**TO BE DONE**
Retype the lines below, starting at the one containing "logo-letter: F <box>29 15 46 33</box>" and ending at the one containing "logo: F 1 G", including both, with no changes.
* begin MATERIAL FOR THIS TASK *
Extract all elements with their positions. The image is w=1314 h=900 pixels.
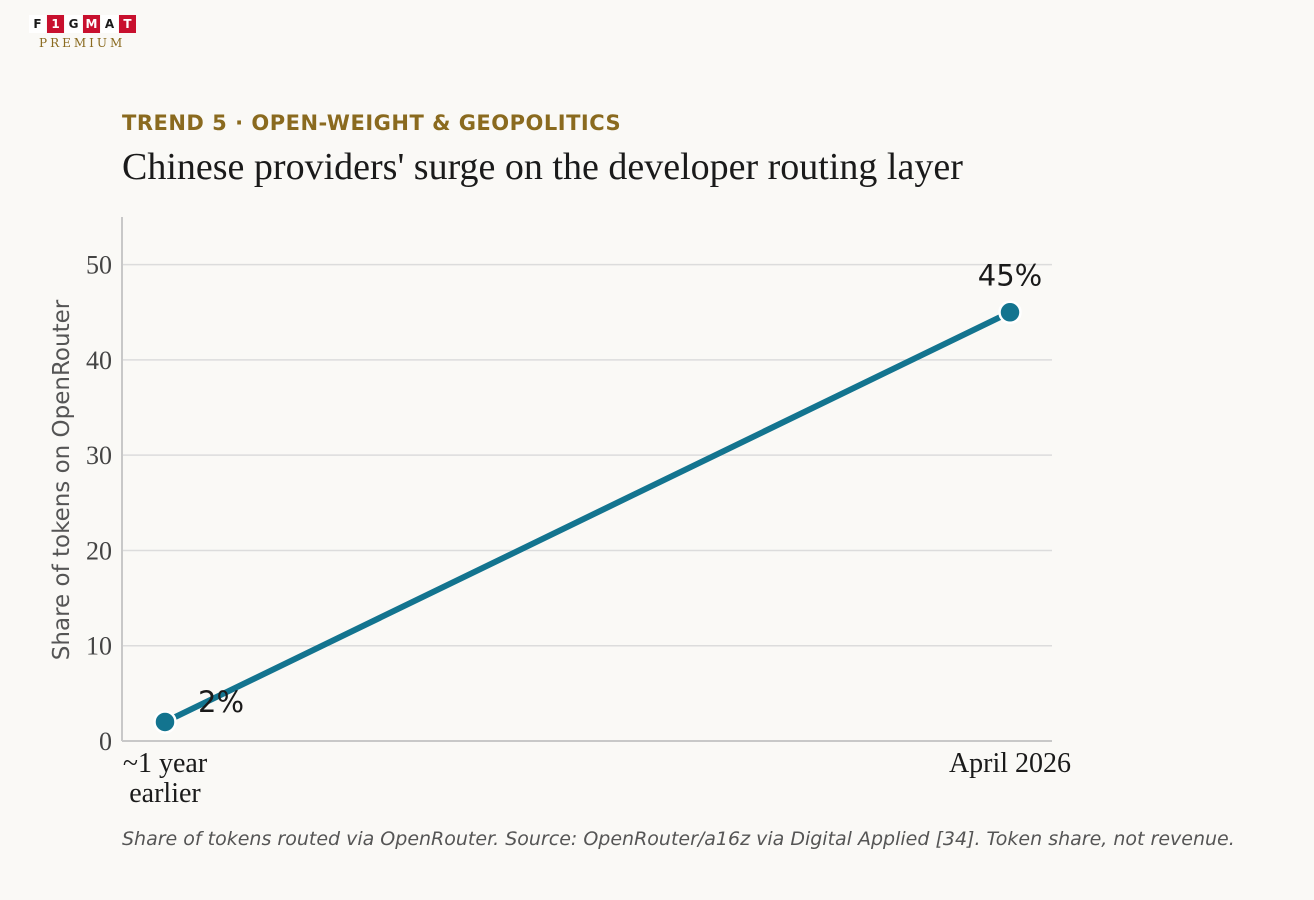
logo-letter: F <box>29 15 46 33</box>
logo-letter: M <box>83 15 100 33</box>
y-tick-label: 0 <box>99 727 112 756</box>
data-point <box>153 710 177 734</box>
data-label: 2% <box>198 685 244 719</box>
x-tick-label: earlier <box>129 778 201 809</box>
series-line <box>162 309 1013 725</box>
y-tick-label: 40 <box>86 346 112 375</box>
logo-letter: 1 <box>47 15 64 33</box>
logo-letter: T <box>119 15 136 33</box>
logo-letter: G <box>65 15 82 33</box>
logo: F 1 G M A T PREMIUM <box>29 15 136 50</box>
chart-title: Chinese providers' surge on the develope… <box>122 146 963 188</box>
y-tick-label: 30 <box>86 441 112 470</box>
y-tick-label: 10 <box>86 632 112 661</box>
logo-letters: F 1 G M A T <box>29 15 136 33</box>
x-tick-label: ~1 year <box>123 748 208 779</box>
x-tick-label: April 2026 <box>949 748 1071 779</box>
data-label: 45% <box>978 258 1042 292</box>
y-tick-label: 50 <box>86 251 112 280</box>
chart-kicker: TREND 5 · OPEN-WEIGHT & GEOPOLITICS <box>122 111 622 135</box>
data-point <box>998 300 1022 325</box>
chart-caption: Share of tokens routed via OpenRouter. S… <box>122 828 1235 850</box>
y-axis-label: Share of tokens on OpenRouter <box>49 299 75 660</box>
* end MATERIAL FOR THIS TASK *
**OUTPUT**
logo-letter: F <box>29 15 46 33</box>
logo-letter: M <box>83 15 100 33</box>
y-tick-label: 0 <box>99 727 112 756</box>
data-point <box>153 710 177 734</box>
data-label: 2% <box>198 685 244 719</box>
x-tick-label: earlier <box>129 778 201 809</box>
series-line <box>162 309 1013 725</box>
y-tick-label: 40 <box>86 346 112 375</box>
logo-letter: 1 <box>47 15 64 33</box>
logo-letter: T <box>119 15 136 33</box>
logo-letter: G <box>65 15 82 33</box>
logo: F 1 G M A T PREMIUM <box>29 15 136 50</box>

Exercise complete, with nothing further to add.